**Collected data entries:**
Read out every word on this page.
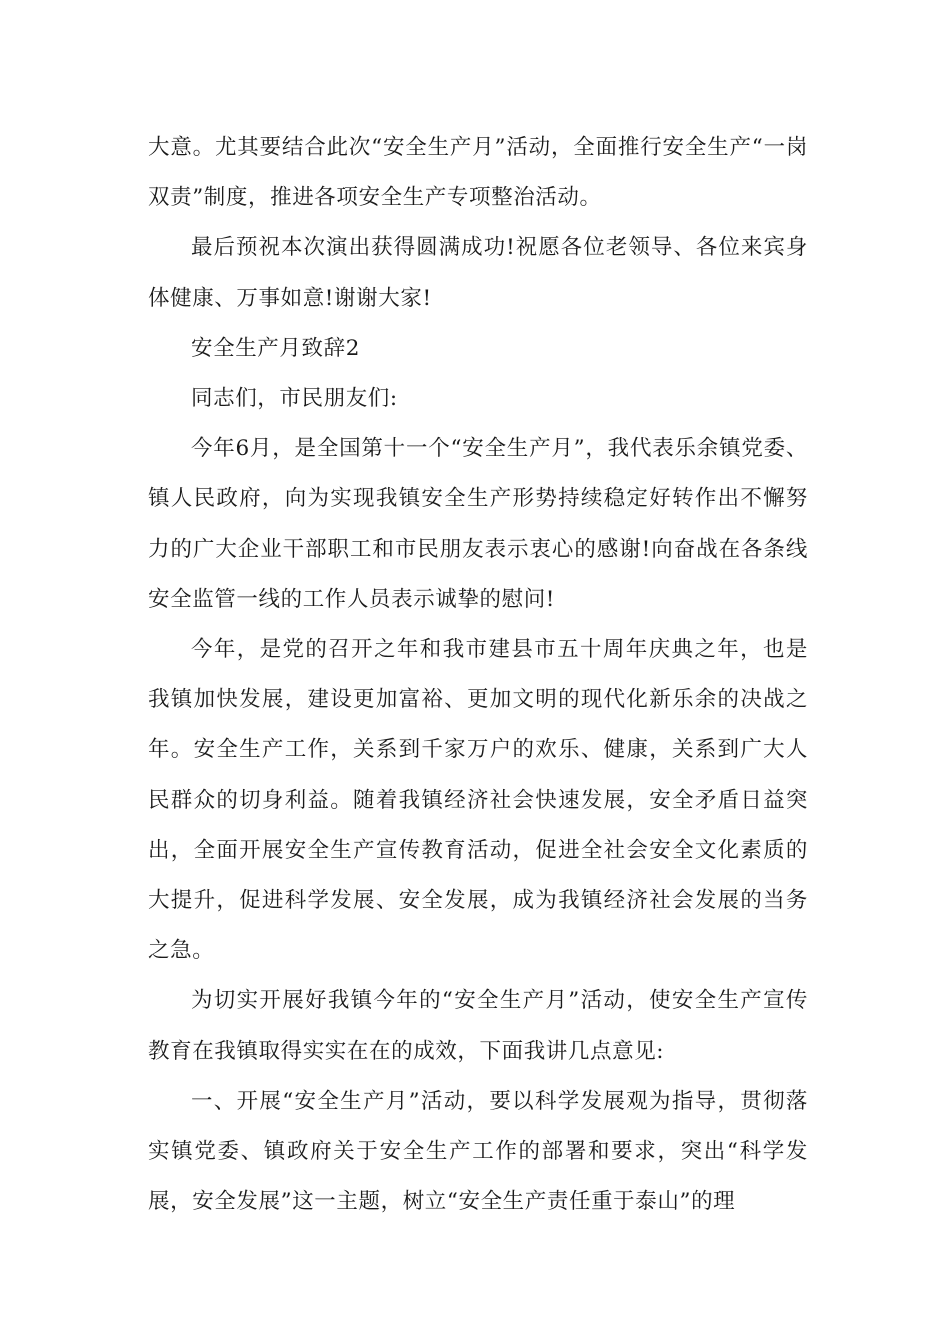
大意。尤其要结合此次“安全生产月”活动，全面推行安全生产“一岗双责”制度，推进各项安全生产专项整治活动。

最后预祝本次演出获得圆满成功!祝愿各位老领导、各位来宾身体健康、万事如意!谢谢大家!

安全生产月致辞2

同志们，市民朋友们:

今年6月，是全国第十一个“安全生产月”，我代表乐余镇党委、镇人民政府，向为实现我镇安全生产形势持续稳定好转作出不懈努力的广大企业干部职工和市民朋友表示衷心的感谢!向奋战在各条线安全监管一线的工作人员表示诚挚的慰问!

今年，是党的召开之年和我市建县市五十周年庆典之年，也是我镇加快发展，建设更加富裕、更加文明的现代化新乐余的决战之年。安全生产工作，关系到千家万户的欢乐、健康，关系到广大人民群众的切身利益。随着我镇经济社会快速发展，安全矛盾日益突出，全面开展安全生产宣传教育活动，促进全社会安全文化素质的大提升，促进科学发展、安全发展，成为我镇经济社会发展的当务之急。

为切实开展好我镇今年的“安全生产月”活动，使安全生产宣传教育在我镇取得实实在在的成效，下面我讲几点意见:

一、开展“安全生产月”活动，要以科学发展观为指导，贯彻落实镇党委、镇政府关于安全生产工作的部署和要求，突出“科学发展，安全发展”这一主题，树立“安全生产责任重于泰山”的理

**Task objective:** All of the material above needs to be restated exactly, with no pictures.

**Written answer:**
Read out every word on this page.
大意。尤其要结合此次“安全生产月”活动，全面推行安全生产“一岗双责”制度，推进各项安全生产专项整治活动。

最后预祝本次演出获得圆满成功!祝愿各位老领导、各位来宾身体健康、万事如意!谢谢大家!

安全生产月致辞2

同志们，市民朋友们:

今年6月，是全国第十一个“安全生产月”，我代表乐余镇党委、镇人民政府，向为实现我镇安全生产形势持续稳定好转作出不懈努力的广大企业干部职工和市民朋友表示衷心的感谢!向奋战在各条线安全监管一线的工作人员表示诚挚的慰问!

今年，是党的召开之年和我市建县市五十周年庆典之年，也是我镇加快发展，建设更加富裕、更加文明的现代化新乐余的决战之年。安全生产工作，关系到千家万户的欢乐、健康，关系到广大人民群众的切身利益。随着我镇经济社会快速发展，安全矛盾日益突出，全面开展安全生产宣传教育活动，促进全社会安全文化素质的大提升，促进科学发展、安全发展，成为我镇经济社会发展的当务之急。

为切实开展好我镇今年的“安全生产月”活动，使安全生产宣传教育在我镇取得实实在在的成效，下面我讲几点意见:

一、开展“安全生产月”活动，要以科学发展观为指导，贯彻落实镇党委、镇政府关于安全生产工作的部署和要求，突出“科学发展，安全发展”这一主题，树立“安全生产责任重于泰山”的理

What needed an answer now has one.